(Prompt)
Keep only those lines of the records that include the string "with".

─── Data extract

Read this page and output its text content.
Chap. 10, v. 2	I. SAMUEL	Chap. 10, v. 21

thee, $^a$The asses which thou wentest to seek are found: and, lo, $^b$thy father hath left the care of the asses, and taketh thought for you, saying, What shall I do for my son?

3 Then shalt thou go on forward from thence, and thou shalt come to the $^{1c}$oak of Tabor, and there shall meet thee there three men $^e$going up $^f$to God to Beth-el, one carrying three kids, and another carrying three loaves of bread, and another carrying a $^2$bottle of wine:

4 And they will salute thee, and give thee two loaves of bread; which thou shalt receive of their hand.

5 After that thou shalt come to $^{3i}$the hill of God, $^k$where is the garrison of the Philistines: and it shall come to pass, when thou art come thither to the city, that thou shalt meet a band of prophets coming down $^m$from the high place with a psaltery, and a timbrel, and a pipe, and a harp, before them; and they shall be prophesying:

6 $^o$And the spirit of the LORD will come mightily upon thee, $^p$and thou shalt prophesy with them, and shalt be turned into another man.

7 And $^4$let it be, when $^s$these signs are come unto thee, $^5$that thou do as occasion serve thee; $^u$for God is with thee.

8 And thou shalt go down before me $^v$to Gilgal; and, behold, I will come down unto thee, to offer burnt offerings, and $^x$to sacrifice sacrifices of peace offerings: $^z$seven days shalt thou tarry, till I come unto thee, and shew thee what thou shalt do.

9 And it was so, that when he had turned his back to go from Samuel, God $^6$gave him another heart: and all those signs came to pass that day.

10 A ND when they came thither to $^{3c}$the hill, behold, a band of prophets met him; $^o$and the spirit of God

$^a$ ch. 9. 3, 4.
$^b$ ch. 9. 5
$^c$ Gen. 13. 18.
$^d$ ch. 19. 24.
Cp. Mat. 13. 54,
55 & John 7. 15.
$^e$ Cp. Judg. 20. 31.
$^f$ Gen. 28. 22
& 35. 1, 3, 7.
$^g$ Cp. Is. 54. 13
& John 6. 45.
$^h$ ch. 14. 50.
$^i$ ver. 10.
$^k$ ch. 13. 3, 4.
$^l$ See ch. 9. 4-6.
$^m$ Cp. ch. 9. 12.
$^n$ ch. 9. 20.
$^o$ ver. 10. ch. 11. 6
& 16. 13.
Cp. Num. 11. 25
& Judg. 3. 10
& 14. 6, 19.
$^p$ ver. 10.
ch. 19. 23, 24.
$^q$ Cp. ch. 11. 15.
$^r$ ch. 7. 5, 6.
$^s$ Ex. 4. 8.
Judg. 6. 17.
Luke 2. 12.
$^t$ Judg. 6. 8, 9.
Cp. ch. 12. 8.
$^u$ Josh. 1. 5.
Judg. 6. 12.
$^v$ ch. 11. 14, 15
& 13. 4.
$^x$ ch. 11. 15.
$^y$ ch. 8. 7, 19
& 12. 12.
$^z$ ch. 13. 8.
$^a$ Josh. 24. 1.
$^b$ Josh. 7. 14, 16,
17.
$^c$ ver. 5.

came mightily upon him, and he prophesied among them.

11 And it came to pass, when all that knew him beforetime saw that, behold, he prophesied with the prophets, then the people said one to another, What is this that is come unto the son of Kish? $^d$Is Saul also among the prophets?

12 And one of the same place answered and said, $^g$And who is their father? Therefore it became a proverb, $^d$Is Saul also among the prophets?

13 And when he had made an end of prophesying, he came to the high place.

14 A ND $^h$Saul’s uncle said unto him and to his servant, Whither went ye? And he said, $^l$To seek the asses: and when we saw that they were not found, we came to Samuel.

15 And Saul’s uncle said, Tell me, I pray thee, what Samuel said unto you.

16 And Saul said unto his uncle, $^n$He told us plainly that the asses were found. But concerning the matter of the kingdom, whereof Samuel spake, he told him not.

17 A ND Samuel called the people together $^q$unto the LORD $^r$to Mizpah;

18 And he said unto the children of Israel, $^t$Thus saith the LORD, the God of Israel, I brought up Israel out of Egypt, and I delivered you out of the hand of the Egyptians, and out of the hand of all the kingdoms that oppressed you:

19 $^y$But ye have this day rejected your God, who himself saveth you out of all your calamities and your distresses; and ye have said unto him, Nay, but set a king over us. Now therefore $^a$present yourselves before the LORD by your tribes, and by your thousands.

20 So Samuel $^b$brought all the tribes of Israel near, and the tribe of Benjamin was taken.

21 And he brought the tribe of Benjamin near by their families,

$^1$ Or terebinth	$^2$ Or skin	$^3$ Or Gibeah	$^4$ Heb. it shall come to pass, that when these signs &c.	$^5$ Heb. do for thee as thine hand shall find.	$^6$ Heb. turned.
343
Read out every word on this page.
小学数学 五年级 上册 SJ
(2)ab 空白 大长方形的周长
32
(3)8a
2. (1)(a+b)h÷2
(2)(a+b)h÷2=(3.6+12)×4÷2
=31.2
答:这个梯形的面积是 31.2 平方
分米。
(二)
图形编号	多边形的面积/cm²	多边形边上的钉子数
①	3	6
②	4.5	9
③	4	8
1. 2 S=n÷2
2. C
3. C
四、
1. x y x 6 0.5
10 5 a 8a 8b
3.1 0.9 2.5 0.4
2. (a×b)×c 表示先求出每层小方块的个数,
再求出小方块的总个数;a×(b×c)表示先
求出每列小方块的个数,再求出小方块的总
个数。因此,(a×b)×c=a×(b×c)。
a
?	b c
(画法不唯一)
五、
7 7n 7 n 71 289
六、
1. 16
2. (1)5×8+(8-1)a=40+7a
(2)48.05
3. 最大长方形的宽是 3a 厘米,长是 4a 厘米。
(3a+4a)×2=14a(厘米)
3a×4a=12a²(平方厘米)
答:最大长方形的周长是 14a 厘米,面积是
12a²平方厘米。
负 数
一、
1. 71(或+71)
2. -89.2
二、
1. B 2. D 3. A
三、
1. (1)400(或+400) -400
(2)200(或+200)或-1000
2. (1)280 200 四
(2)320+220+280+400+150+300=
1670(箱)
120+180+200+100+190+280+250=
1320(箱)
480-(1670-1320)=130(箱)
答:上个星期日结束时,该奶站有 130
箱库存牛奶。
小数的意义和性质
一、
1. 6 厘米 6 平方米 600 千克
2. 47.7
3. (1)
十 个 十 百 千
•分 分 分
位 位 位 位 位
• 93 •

──────

(Solved problem)
5 After that thou shalt come to $^{3i}$the hill of God, $^k$where is the garrison of the Philistines: and it shall come to pass, when thou art come thither to the city, that thou shalt meet a band of prophets coming down $^m$from the high place with a psaltery, and a timbrel, and a pipe, and a harp, before them; and they shall be prophesying:
6 $^o$And the spirit of the LORD will come mightily upon thee, $^p$and thou shalt prophesy with them, and shalt be turned into another man.
7 And $^4$let it be, when $^s$these signs are come unto thee, $^5$that thou do as occasion serve thee; $^u$for God is with thee.
11 And it came to pass, when all that knew him beforetime saw that, behold, he prophesied with the prophets, then the people said one to another, What is this that is come unto the son of Kish? $^d$Is Saul also among the prophets?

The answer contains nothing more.